_Instructions to follow_
From the entries that follow, list every line in which the string "JSON" appears.

BEGIN Given entries

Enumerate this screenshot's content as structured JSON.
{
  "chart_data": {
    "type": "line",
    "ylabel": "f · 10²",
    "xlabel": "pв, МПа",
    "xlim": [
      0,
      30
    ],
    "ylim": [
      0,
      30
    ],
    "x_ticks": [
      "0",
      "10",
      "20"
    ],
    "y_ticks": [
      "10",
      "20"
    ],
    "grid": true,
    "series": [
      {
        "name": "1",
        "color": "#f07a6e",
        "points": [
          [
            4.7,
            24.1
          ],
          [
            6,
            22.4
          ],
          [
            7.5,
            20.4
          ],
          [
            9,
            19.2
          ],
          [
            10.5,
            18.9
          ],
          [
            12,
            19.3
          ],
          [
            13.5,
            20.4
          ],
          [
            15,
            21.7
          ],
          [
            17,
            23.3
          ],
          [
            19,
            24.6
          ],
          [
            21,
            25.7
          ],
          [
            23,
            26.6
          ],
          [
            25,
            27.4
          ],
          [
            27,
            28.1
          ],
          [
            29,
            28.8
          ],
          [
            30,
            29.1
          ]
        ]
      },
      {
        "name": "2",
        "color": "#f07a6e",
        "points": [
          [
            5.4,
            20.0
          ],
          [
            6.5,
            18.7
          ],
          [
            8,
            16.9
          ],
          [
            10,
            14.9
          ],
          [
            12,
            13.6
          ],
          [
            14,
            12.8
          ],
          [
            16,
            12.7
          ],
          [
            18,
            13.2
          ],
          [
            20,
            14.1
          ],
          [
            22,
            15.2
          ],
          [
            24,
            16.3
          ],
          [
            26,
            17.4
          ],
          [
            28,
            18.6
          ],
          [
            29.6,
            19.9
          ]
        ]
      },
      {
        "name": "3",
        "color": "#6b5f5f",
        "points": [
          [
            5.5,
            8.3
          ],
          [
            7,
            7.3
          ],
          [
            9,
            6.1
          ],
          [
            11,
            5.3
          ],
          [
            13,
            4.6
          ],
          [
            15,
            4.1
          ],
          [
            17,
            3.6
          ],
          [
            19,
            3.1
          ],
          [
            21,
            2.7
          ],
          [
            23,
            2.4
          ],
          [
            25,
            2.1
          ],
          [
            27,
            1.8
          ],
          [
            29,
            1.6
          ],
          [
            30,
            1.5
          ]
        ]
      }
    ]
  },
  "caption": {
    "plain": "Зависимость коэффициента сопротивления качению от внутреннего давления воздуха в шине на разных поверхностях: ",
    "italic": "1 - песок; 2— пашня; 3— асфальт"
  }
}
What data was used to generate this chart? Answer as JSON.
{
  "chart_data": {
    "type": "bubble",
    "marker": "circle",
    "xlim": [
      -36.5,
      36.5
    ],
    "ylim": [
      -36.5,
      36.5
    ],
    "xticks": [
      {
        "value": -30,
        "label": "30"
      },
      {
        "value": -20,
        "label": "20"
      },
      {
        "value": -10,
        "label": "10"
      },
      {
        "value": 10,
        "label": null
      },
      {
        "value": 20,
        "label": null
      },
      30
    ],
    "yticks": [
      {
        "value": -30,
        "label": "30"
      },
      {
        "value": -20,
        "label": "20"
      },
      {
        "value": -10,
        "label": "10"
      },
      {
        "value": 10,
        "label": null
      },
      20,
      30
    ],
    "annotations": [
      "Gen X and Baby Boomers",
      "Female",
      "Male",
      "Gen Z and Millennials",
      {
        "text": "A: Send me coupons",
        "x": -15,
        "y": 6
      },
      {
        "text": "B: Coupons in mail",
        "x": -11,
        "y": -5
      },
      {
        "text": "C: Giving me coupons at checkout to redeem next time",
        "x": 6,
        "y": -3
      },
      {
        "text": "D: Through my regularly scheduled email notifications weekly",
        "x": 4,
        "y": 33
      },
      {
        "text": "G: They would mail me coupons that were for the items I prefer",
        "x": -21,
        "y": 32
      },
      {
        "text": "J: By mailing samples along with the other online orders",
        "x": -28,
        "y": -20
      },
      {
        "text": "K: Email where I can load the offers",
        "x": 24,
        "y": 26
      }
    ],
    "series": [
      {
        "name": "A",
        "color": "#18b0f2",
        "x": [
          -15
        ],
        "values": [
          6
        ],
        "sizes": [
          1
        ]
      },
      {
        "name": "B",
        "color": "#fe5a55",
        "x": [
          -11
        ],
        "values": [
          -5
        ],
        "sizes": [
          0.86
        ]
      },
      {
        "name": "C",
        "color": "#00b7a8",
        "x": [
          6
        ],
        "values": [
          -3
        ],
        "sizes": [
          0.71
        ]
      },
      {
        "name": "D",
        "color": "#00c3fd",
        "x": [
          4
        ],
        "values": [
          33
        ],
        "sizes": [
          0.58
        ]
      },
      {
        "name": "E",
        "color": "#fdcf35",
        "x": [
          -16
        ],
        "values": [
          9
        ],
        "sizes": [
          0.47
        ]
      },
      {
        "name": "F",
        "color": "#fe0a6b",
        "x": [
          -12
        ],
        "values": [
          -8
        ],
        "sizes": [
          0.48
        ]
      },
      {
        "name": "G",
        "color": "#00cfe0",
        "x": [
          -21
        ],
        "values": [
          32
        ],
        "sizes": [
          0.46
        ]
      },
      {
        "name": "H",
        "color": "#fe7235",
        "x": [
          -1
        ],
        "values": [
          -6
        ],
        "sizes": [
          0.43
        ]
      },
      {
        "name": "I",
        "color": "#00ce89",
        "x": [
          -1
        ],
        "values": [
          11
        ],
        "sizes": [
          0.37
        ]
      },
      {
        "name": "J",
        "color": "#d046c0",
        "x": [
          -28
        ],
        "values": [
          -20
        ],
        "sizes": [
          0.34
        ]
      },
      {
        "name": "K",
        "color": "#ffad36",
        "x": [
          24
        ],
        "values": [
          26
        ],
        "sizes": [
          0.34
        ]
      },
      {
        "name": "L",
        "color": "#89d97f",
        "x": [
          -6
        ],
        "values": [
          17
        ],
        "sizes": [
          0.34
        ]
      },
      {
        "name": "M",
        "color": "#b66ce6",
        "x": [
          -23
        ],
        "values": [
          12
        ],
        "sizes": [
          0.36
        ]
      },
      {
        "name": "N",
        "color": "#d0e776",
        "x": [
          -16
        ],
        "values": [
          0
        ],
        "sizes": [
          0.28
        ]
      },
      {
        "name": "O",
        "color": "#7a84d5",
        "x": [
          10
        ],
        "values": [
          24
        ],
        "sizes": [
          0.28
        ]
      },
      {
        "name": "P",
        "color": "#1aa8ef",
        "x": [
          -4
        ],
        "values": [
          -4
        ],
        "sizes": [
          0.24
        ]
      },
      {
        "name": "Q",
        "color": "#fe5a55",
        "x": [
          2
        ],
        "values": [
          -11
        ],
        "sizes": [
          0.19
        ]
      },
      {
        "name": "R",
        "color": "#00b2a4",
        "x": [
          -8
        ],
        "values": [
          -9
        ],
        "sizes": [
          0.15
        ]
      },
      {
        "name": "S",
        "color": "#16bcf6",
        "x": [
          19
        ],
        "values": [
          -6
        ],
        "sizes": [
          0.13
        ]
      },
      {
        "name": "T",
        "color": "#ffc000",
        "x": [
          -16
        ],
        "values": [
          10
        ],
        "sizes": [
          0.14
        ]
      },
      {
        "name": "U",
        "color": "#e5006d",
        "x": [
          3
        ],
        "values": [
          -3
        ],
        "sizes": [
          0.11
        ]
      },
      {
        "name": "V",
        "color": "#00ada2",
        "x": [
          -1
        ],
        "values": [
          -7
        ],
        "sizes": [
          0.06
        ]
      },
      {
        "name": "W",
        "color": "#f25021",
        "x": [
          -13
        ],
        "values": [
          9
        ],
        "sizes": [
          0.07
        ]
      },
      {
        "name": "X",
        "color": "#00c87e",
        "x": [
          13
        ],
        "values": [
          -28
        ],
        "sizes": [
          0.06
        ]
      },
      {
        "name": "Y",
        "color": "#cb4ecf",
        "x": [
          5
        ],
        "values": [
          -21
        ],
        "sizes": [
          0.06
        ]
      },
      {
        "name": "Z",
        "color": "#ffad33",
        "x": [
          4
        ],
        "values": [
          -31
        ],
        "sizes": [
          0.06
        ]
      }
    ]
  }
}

END Given entries

_Response to the exercise_
Enumerate this screenshot's content as structured JSON.
What data was used to generate this chart? Answer as JSON.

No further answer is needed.